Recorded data
========================================================================

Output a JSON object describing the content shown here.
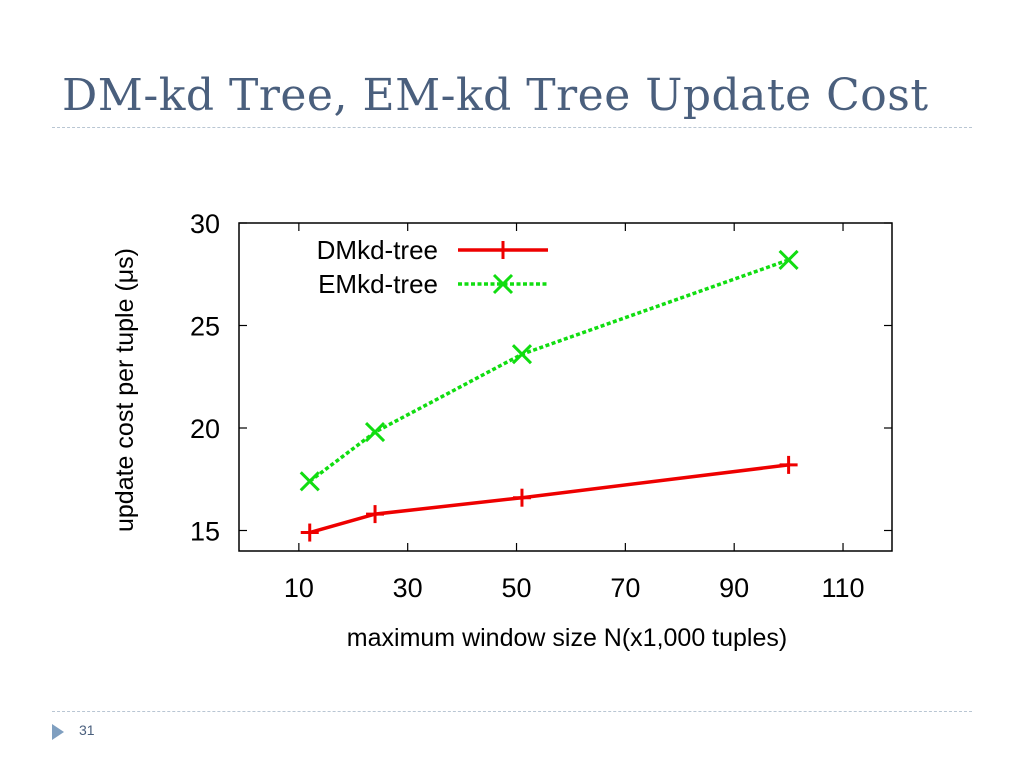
{
  "slide": {
    "title": "DM-kd Tree, EM-kd Tree Update Cost",
    "page_number": "31"
  },
  "colors": {
    "title": "#4a5f7d",
    "rule": "#b9c6d3",
    "dm_series": "#ee0000",
    "em_series": "#11dd11"
  },
  "chart_data": {
    "type": "line",
    "xlabel": "maximum window size N(x1,000 tuples)",
    "ylabel": "update cost per tuple (μs)",
    "xlim": [
      -1,
      119
    ],
    "ylim": [
      14,
      30
    ],
    "xticks": [
      10,
      30,
      50,
      70,
      90,
      110
    ],
    "yticks": [
      15,
      20,
      25,
      30
    ],
    "grid": false,
    "legend_position": "top-left",
    "series": [
      {
        "name": "DMkd-tree",
        "marker": "plus",
        "line": "solid",
        "color": "#ee0000",
        "x": [
          12,
          24,
          51,
          100
        ],
        "y": [
          14.9,
          15.8,
          16.6,
          18.2
        ]
      },
      {
        "name": "EMkd-tree",
        "marker": "cross",
        "line": "dotted",
        "color": "#11dd11",
        "x": [
          12,
          24,
          51,
          100
        ],
        "y": [
          17.4,
          19.8,
          23.6,
          28.2
        ]
      }
    ]
  }
}
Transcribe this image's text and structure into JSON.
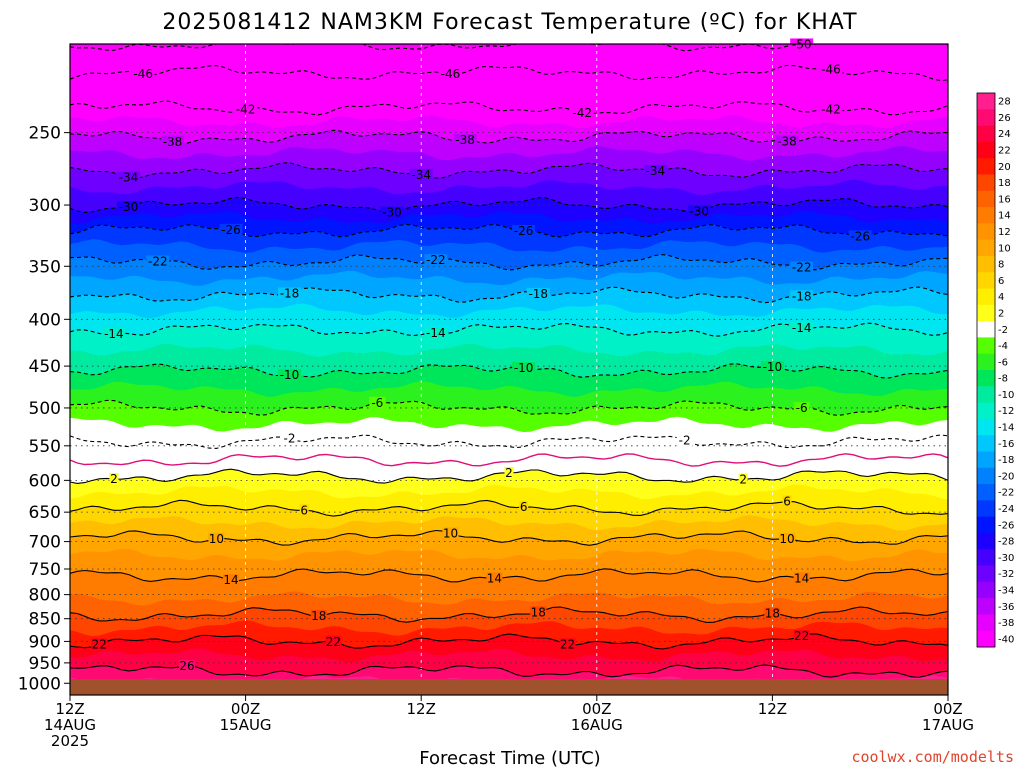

========================================================================

◆ SHORT TASK
Except for the pictures, copy every line of the records above exactly.

◆ FULL OUTPUT
Output a JSON object describing the content shown here.
{
  "slide": {
    "title": "DM-kd Tree, EM-kd Tree Update Cost",
    "page_number": "31"
  },
  "colors": {
    "title": "#4a5f7d",
    "rule": "#b9c6d3",
    "dm_series": "#ee0000",
    "em_series": "#11dd11"
  },
  "chart_data": {
    "type": "line",
    "xlabel": "maximum window size N(x1,000 tuples)",
    "ylabel": "update cost per tuple (μs)",
    "xlim": [
      -1,
      119
    ],
    "ylim": [
      14,
      30
    ],
    "xticks": [
      10,
      30,
      50,
      70,
      90,
      110
    ],
    "yticks": [
      15,
      20,
      25,
      30
    ],
    "grid": false,
    "legend_position": "top-left",
    "series": [
      {
        "name": "DMkd-tree",
        "marker": "plus",
        "line": "solid",
        "color": "#ee0000",
        "x": [
          12,
          24,
          51,
          100
        ],
        "y": [
          14.9,
          15.8,
          16.6,
          18.2
        ]
      },
      {
        "name": "EMkd-tree",
        "marker": "cross",
        "line": "dotted",
        "color": "#11dd11",
        "x": [
          12,
          24,
          51,
          100
        ],
        "y": [
          17.4,
          19.8,
          23.6,
          28.2
        ]
      }
    ]
  }
}
Transcribe this image's text and structure into JSON.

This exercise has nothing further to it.